Als Nürnberg noch im Zirndorfer Polenviertel lag

22.4.2015, 06:00 Uhr
Als Nürnberg noch im Zirndorfer Polenviertel lag

© Michael Fischer

Die Stadt Nürnberg liegt in Polen? Was wie ein schlechter Scherz klingt, war um 1900 herum in Zirndorf Realität. Der Zimmermeister Julius Fröbe eröffnete am östlichen Rand der Gemeinde eine Gaststätte namens „Zur Stadt Nürnberg“. Das Viertel zwischen Bachstraße, Angerzeile und Nürnberger Straße war damals unter den Bürgern als „Polen“ bekannt. Warum? Darüber sind sich Klaus Übler und seine Mitstreiter von der Zirndorfer Geschichtswerkstatt im Unklaren.

Seit 25 Jahren forscht der 71-Jährige über die Stadtgeschichte, „angefangen hat alles damit, dass die SPD ihre Historie erkunden wollte“. Aus den Kreisen der Partei formte sich eine Gruppe geschichtsinteressierter Menschen, die ihre Erkenntnisse mittlerweile in zahlreichen Büchern publiziert haben. Das Premierenwerk handelte vom Brauwesen und den zugehörigen Gaststätten an der Bibert – und wurde bereits 1995 zum ersten Mal aufgelegt. Klar, dass sich im Laufe der Jahre viele neue Erkenntnisse ergeben haben.

So zum Beispiel, dass Zirndorf im Jahre 1856 zwar gerade einmal 1750 Einwohner hatte, denen allerdings 17 Wirtschaften gegenüberstanden. Auf 100 Einwohner kam also eine Gaststätte, „die Kinder mit eingerechnet“, erzählt Übler lächelnd, „bei einer solchen Quote gäbe es heute 260 Gaststätten in der Stadt“. Doch dazu sollte es bekanntlich nicht kommen. Aufzeichnungen aus dem 19. Jahrhunderten belegen, dass die Vielzahl an Bierschenken dem Königlichen Bezirksamt Fürth ein Dorn im Auge war. In einer Mitteilung von damals heißt es, „dass eine Minderung der Wirtschaften im öffentlichen Interesse wünschenswert erscheint“.

Auch ausufernde Schlägereien dürften einen gehörigen Teil zu dieser Ansicht beigetragen haben. Unter den Namen „Märzenbock“, „Prominator“ und „Cyrenator“ brachte die Brauerei Starkbier auf den Markt, dessen höherer Alkoholgehalt schnell zum Rausch und zu Streitigkeiten unter den Gästen führte. Nicht selten gab es handfeste Auseinandersetzungen, in deren Folge einige Köpfe „noch in derselben Nacht ärztlich zugeflickt werden mußten“, schrieb seinerzeit die lokale Zeitung.

* * * * *

FRAGEN ZUM MATERIAL
**A.** Schreib den Absatz im Lesetext, der mit „Seit 25 Jahren forscht“ anfängt, als kurze Liste um. Die wichtigsten Fakten sollen drinbleiben.
**B.** Fass den Lesetext in drei Sätzen zusammen.
**C.** Nimm den Lesetext über das Zirndorfer Polenviertel nach seinem letzten Satz wieder auf und schreib ihn weiter.

* * * * *

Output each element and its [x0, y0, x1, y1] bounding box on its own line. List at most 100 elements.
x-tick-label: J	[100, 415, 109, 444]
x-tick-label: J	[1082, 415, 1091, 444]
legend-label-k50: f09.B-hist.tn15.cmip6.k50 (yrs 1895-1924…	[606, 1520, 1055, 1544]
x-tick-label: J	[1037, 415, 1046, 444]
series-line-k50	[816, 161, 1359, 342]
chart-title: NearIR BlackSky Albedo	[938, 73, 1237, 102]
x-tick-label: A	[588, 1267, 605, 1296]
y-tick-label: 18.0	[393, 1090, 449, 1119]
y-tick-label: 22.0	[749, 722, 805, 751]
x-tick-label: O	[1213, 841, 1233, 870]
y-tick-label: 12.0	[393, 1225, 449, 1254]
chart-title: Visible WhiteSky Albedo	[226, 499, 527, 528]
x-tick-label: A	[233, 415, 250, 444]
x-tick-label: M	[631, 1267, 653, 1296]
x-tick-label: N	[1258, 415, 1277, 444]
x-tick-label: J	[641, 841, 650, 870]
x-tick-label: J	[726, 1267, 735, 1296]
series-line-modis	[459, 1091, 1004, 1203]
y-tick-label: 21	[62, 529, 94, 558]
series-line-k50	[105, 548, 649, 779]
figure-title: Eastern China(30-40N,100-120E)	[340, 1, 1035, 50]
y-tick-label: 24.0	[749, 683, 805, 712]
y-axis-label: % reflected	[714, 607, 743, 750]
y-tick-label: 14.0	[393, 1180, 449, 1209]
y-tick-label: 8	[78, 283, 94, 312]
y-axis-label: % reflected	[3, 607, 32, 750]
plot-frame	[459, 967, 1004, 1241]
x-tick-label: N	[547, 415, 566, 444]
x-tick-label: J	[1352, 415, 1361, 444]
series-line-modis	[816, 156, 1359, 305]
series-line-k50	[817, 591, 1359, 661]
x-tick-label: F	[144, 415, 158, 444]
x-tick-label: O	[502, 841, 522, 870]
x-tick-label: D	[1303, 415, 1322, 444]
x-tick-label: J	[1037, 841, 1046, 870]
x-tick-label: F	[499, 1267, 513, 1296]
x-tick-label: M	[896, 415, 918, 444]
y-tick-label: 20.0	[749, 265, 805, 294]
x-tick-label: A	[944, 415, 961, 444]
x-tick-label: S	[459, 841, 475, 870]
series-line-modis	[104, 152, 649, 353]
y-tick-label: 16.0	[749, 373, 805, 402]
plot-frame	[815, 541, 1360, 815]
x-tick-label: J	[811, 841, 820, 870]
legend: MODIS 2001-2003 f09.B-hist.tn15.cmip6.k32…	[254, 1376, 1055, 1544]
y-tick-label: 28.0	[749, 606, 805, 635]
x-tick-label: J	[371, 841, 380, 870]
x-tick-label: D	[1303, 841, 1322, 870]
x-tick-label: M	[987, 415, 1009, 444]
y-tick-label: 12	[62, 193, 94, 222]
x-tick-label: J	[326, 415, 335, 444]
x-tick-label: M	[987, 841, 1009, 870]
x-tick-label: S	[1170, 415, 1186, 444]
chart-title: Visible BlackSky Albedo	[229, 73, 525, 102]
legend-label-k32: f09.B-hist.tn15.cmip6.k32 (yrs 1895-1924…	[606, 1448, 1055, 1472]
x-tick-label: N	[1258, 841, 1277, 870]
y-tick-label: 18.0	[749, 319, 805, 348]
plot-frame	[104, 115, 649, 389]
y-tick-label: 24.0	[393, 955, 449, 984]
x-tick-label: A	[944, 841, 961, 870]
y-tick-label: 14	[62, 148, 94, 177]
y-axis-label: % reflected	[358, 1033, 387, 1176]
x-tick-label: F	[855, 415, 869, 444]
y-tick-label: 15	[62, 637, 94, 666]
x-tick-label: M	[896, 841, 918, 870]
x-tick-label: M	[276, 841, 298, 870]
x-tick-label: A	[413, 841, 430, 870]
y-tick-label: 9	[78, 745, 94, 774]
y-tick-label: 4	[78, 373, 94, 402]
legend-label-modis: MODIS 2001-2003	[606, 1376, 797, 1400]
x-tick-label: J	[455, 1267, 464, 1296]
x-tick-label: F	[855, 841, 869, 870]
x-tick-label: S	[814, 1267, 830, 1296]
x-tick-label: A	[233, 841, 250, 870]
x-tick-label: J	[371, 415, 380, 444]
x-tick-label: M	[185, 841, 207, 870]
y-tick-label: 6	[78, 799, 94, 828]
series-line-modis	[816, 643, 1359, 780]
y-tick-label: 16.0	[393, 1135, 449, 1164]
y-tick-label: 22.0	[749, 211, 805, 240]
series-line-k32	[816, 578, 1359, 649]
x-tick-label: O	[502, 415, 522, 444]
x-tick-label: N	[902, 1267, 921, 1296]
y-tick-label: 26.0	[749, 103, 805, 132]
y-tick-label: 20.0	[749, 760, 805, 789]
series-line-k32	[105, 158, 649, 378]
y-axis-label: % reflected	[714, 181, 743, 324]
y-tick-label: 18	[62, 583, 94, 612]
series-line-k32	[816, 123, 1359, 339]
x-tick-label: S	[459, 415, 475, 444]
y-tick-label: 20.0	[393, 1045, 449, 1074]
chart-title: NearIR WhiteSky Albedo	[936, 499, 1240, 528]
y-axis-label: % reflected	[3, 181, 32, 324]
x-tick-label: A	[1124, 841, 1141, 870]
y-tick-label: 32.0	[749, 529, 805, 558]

* * * * *

ANTWORTEN PRO AUFGABE
**A.**
- Der 71-Jährige forscht seit 25 Jahren über die Stadtgeschichte.
- Alles begann damit, dass die SPD ihre Historie erkunden wollte.
- Aus Kreisen der Partei entstand eine Gruppe geschichtsinteressierter Menschen.
- Die Gruppe hat ihre Erkenntnisse inzwischen in zahlreichen Büchern veröffentlicht.
- Das erste Buch handelte vom Brauwesen und den Gaststätten an der Bibert und erschien erstmals 1995.
- Im Lauf der Jahre kamen viele neue Erkenntnisse hinzu.

**B.** Um 1900 eröffnete der Zimmermeister Julius Fröbe in Zirndorf die Gaststätte „Zur Stadt Nürnberg“ in einem Viertel, das bei den Bürgern „Polen“ hieß. Warum das Viertel so genannt wurde, weiß auch die Zirndorfer Geschichtswerkstatt um Klaus Übler nicht, die seit 25 Jahren die Stadtgeschichte erforscht. Sie fand unter anderem heraus, dass Zirndorf 1856 bei 1750 Einwohnern 17 Wirtschaften hatte, was dem Königlichen Bezirksamt Fürth ein Dorn im Auge war, und dass das Starkbier der Brauerei oft zu Streit und Schlägereien führte.

**C.**
Jahrzehnte später waren es dann die Nazis, die den Wirten den Schankhahn abdrehen wollten. Dem Traditionshaus „Zur Post“ an der Ecke Fürther Straße/Schulstraße verweigerte der damalige Bürgermeister Julius Eichner die Konzession, weil die Wirtin bekennende Sozialdemokratin war „und agitatorisch für die SPD aufgetreten“ sei. Die Angst der Faschisten: das Gasthaus als Sammelbecken für politische Gegner.

Zudem beklagte die Regierung wieder die Vielzahl an Wirtschaften, die der Kur- und angedachten Garnisonsstadt nicht entsprechen würden. Das Veto blieb – und erst nach Kriegsende kehrte wieder Leben in die Räume ein, die fortan den Namen „Zum Neuen Rathaus“ trugen. Heute ist das Bier im Gebäude Fahrrädern gewichen.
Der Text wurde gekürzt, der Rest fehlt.